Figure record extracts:
>>>>

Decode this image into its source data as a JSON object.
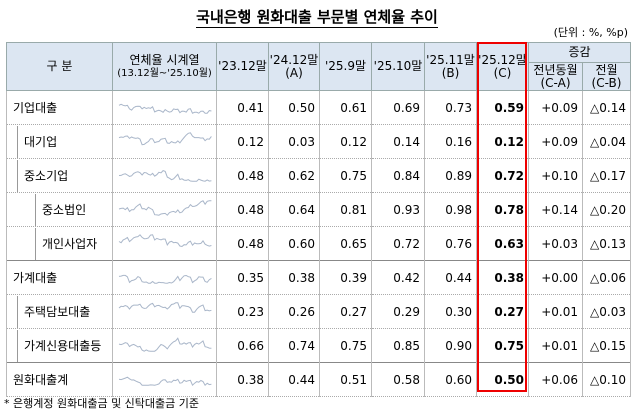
{
  "title": "국내은행 원화대출 부문별 연체율 추이",
  "unit": "(단위 : %, %p)",
  "header": {
    "category": "구  분",
    "series": "연체율 시계열",
    "series_range": "(13.12월~'25.10월)",
    "cols": [
      "'23.12말",
      "'24.12말",
      "'25.9말",
      "'25.10말",
      "'25.11말",
      "'25.12말"
    ],
    "col_subs": [
      "",
      "(A)",
      "",
      "",
      "(B)",
      "(C)"
    ],
    "change": "증감",
    "change_cols": [
      "전년동월",
      "전월"
    ],
    "change_subs": [
      "(C-A)",
      "(C-B)"
    ]
  },
  "rows": [
    {
      "label": "기업대출",
      "values": [
        "0.41",
        "0.50",
        "0.61",
        "0.69",
        "0.73",
        "0.59",
        "+0.09",
        "△0.14"
      ]
    },
    {
      "label": "대기업",
      "values": [
        "0.12",
        "0.03",
        "0.12",
        "0.14",
        "0.16",
        "0.12",
        "+0.09",
        "△0.04"
      ]
    },
    {
      "label": "중소기업",
      "values": [
        "0.48",
        "0.62",
        "0.75",
        "0.84",
        "0.89",
        "0.72",
        "+0.10",
        "△0.17"
      ]
    },
    {
      "label": "중소법인",
      "values": [
        "0.48",
        "0.64",
        "0.81",
        "0.93",
        "0.98",
        "0.78",
        "+0.14",
        "△0.20"
      ]
    },
    {
      "label": "개인사업자",
      "values": [
        "0.48",
        "0.60",
        "0.65",
        "0.72",
        "0.76",
        "0.63",
        "+0.03",
        "△0.13"
      ]
    },
    {
      "label": "가계대출",
      "values": [
        "0.35",
        "0.38",
        "0.39",
        "0.42",
        "0.44",
        "0.38",
        "+0.00",
        "△0.06"
      ]
    },
    {
      "label": "주택담보대출",
      "values": [
        "0.23",
        "0.26",
        "0.27",
        "0.29",
        "0.30",
        "0.27",
        "+0.01",
        "△0.03"
      ]
    },
    {
      "label": "가계신용대출등",
      "values": [
        "0.66",
        "0.74",
        "0.75",
        "0.85",
        "0.90",
        "0.75",
        "+0.01",
        "△0.15"
      ]
    },
    {
      "label": "원화대출계",
      "values": [
        "0.38",
        "0.44",
        "0.51",
        "0.58",
        "0.60",
        "0.50",
        "+0.06",
        "△0.10"
      ]
    }
  ],
  "footnote": "* 은행계정 원화대출금 및 신탁대출금 기준"
}
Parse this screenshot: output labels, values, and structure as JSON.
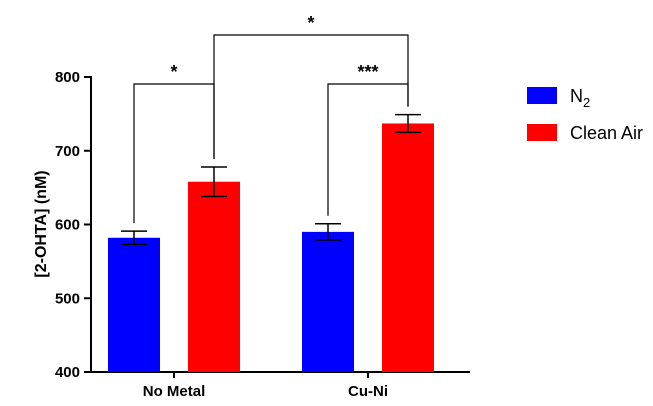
{
  "chart_data": {
    "type": "bar",
    "ylabel": "[2-OHTA] (nM)",
    "ylim": [
      400,
      800
    ],
    "yticks": [
      400,
      500,
      600,
      700,
      800
    ],
    "categories": [
      "No Metal",
      "Cu-Ni"
    ],
    "series": [
      {
        "name": "N2",
        "legend_main": "N",
        "legend_sub": "2",
        "color": "#0000ff",
        "values": [
          582,
          590
        ],
        "errors": [
          9,
          11
        ]
      },
      {
        "name": "Clean Air",
        "legend_main": "Clean Air",
        "legend_sub": "",
        "color": "#ff0000",
        "values": [
          658,
          737
        ],
        "errors": [
          20,
          12
        ]
      }
    ],
    "significance": [
      {
        "label": "*",
        "from": "No Metal|N2",
        "to": "No Metal|Clean Air"
      },
      {
        "label": "***",
        "from": "Cu-Ni|N2",
        "to": "Cu-Ni|Clean Air"
      },
      {
        "label": "*",
        "from": "No Metal|Clean Air",
        "to": "Cu-Ni|Clean Air"
      }
    ],
    "legend_position": "right",
    "grid": false
  }
}
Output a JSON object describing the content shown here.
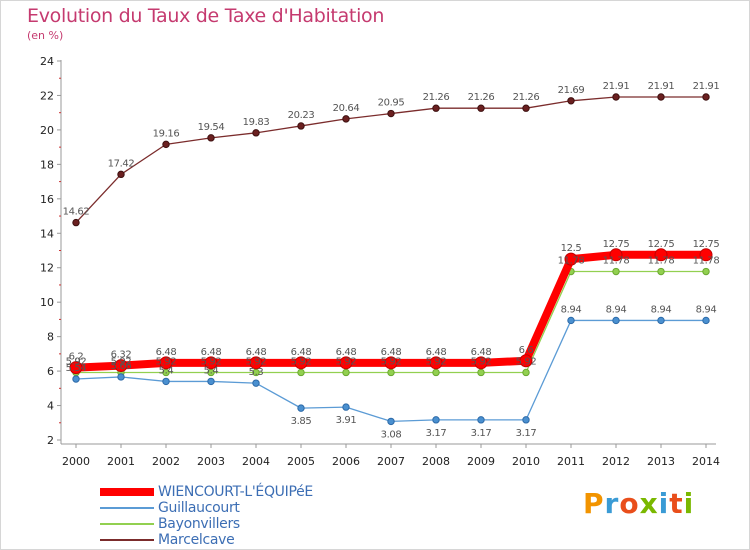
{
  "title": "Evolution du Taux de Taxe d'Habitation",
  "subtitle": "(en %)",
  "logo": {
    "text": "Proxiti",
    "colors": [
      "#f29400",
      "#3a9bd5",
      "#e94e1b",
      "#7ab800",
      "#3a9bd5",
      "#e94e1b",
      "#7ab800"
    ]
  },
  "chart_data": {
    "type": "line",
    "x": [
      "2000",
      "2001",
      "2002",
      "2003",
      "2004",
      "2005",
      "2006",
      "2007",
      "2008",
      "2009",
      "2010",
      "2011",
      "2012",
      "2013",
      "2014"
    ],
    "ylim": [
      2,
      24
    ],
    "yticks": [
      "2",
      "4",
      "6",
      "8",
      "10",
      "12",
      "14",
      "16",
      "18",
      "20",
      "22",
      "24"
    ],
    "grid": false,
    "legend_position": "bottom-left",
    "series": [
      {
        "name": "WIENCOURT-L'ÉQUIPéE",
        "color": "#ff0000",
        "values": [
          6.2,
          6.32,
          6.48,
          6.48,
          6.48,
          6.48,
          6.48,
          6.48,
          6.48,
          6.48,
          6.6,
          12.5,
          12.75,
          12.75,
          12.75
        ],
        "labels": [
          "6.2",
          "6.32",
          "6.48",
          "6.48",
          "6.48",
          "6.48",
          "6.48",
          "6.48",
          "6.48",
          "6.48",
          "6.6",
          "12.5",
          "12.75",
          "12.75",
          "12.75"
        ]
      },
      {
        "name": "Guillaucourt",
        "color": "#5b9bd5",
        "values": [
          5.54,
          5.66,
          5.4,
          5.4,
          5.3,
          3.85,
          3.91,
          3.08,
          3.17,
          3.17,
          3.17,
          8.94,
          8.94,
          8.94,
          8.94
        ],
        "labels": [
          "5.54",
          "5.66",
          "5.4",
          "5.4",
          "5.3",
          "3.85",
          "3.91",
          "3.08",
          "3.17",
          "3.17",
          "3.17",
          "8.94",
          "8.94",
          "8.94",
          "8.94"
        ]
      },
      {
        "name": "Bayonvillers",
        "color": "#92d050",
        "values": [
          5.92,
          5.92,
          5.92,
          5.92,
          5.92,
          5.92,
          5.92,
          5.92,
          5.92,
          5.92,
          5.92,
          11.78,
          11.78,
          11.78,
          11.78
        ],
        "labels": [
          "5.92",
          "5.92",
          "5.92",
          "5.92",
          "5.92",
          "5.92",
          "5.92",
          "5.92",
          "5.92",
          "5.92",
          "5.92",
          "11.78",
          "11.78",
          "11.78",
          "11.78"
        ]
      },
      {
        "name": "Marcelcave",
        "color": "#7b2c2c",
        "values": [
          14.62,
          17.42,
          19.16,
          19.54,
          19.83,
          20.23,
          20.64,
          20.95,
          21.26,
          21.26,
          21.26,
          21.69,
          21.91,
          21.91,
          21.91
        ],
        "labels": [
          "14.62",
          "17.42",
          "19.16",
          "19.54",
          "19.83",
          "20.23",
          "20.64",
          "20.95",
          "21.26",
          "21.26",
          "21.26",
          "21.69",
          "21.91",
          "21.91",
          "21.91"
        ]
      }
    ]
  }
}
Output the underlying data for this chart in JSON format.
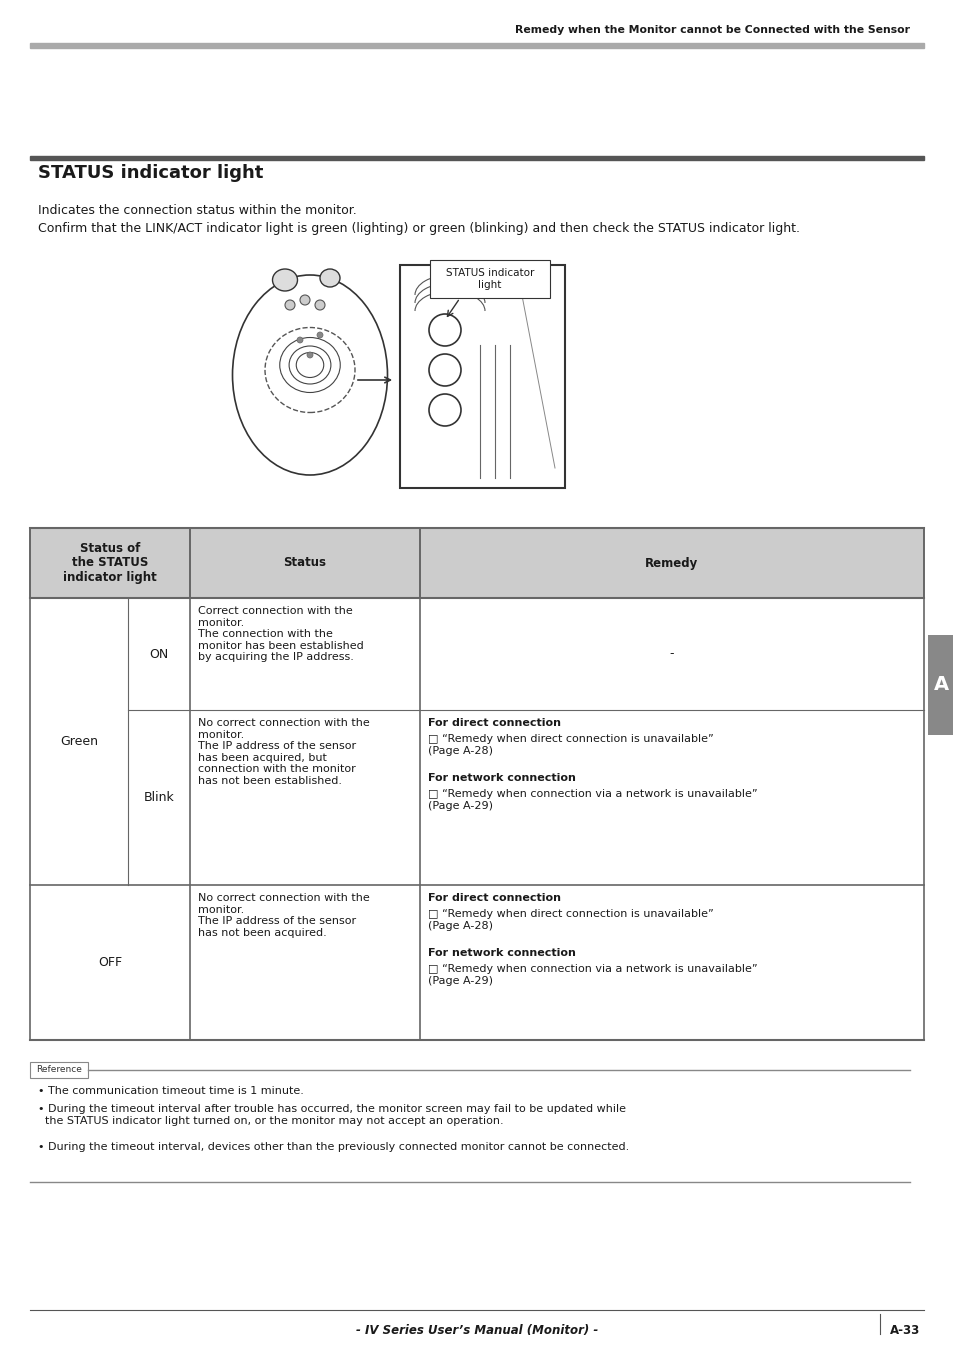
{
  "header_text": "Remedy when the Monitor cannot be Connected with the Sensor",
  "title": "STATUS indicator light",
  "intro_line1": "Indicates the connection status within the monitor.",
  "intro_line2": "Confirm that the LINK/ACT indicator light is green (lighting) or green (blinking) and then check the STATUS indicator light.",
  "image_label": "STATUS indicator\nlight",
  "table_col0_header": "Status of\nthe STATUS\nindicator light",
  "table_col1_header": "Status",
  "table_col2_header": "Remedy",
  "ref_label": "Reference",
  "ref_bullet1": "The communication timeout time is 1 minute.",
  "ref_bullet2": "During the timeout interval after trouble has occurred, the monitor screen may fail to be updated while\n  the STATUS indicator light turned on, or the monitor may not accept an operation.",
  "ref_bullet3": "During the timeout interval, devices other than the previously connected monitor cannot be connected.",
  "footer_center": "- IV Series User’s Manual (Monitor) -",
  "footer_right": "A-33",
  "sidebar_label": "A",
  "bg": "#ffffff",
  "header_bar_color": "#aaaaaa",
  "table_header_bg": "#cccccc",
  "table_border": "#666666",
  "sidebar_bg": "#888888",
  "text_color": "#1a1a1a",
  "bold_color": "#1a1a1a"
}
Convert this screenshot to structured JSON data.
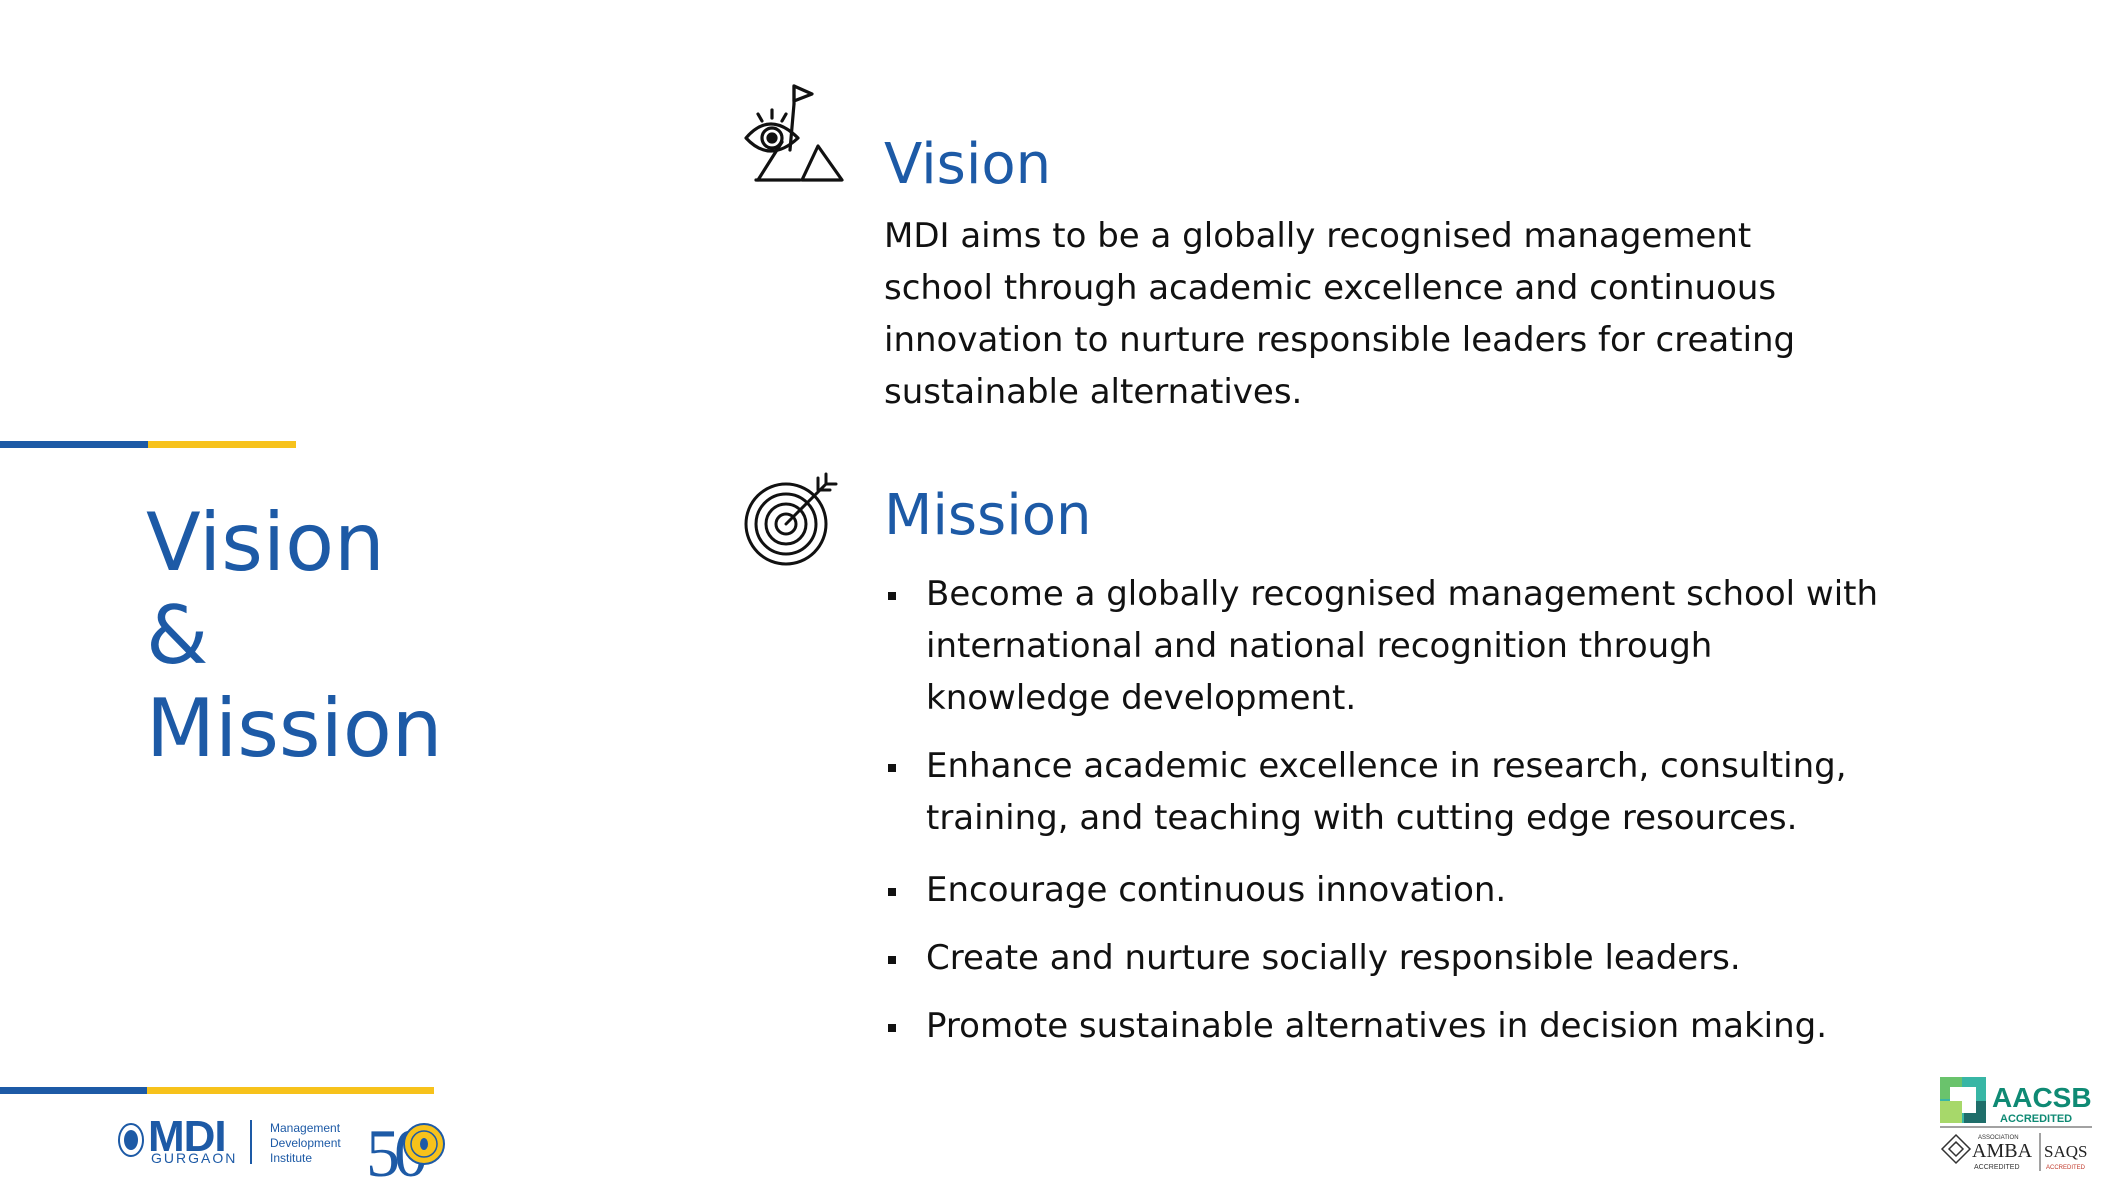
{
  "title": {
    "line1": "Vision",
    "line2": "&",
    "line3": "Mission"
  },
  "vision": {
    "heading": "Vision",
    "icon": "eye-mountain-flag-icon",
    "text": "MDI aims to be a globally recognised management school through academic excellence and continuous innovation to nurture responsible leaders for creating sustainable alternatives."
  },
  "mission": {
    "heading": "Mission",
    "icon": "target-arrow-icon",
    "items": [
      "Become a globally recognised management school with international and national recognition through knowledge development.",
      "Enhance academic excellence in research, consulting, training, and teaching with cutting edge resources.",
      "Encourage continuous innovation.",
      "Create and nurture socially responsible leaders.",
      "Promote sustainable alternatives in decision making."
    ]
  },
  "footer": {
    "logo": {
      "wordmark": "MDI",
      "city": "GURGAON",
      "name_line1": "Management",
      "name_line2": "Development",
      "name_line3": "Institute",
      "anniversary": "50"
    },
    "accreditation": {
      "aacsb": "AACSB",
      "aacsb_sub": "ACCREDITED",
      "amba_prefix": "ASSOCIATION",
      "amba": "AMBA",
      "amba_sub": "ACCREDITED",
      "saqs": "SAQS",
      "saqs_sub": "ACCREDITED"
    }
  },
  "colors": {
    "brand_blue": "#1d5aa6",
    "brand_gold": "#f7c21b",
    "text": "#111111"
  }
}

<<<<

STATED PROBLEM:
Filter the records for lines holding the string "alternatives". Copy each one.

TASK ANSWER:
    "text": "MDI aims to be a globally recognised management school through academic excellence and continuous innovation to nurture responsible leaders for creating sustainable alternatives."
      "Promote sustainable alternatives in decision making."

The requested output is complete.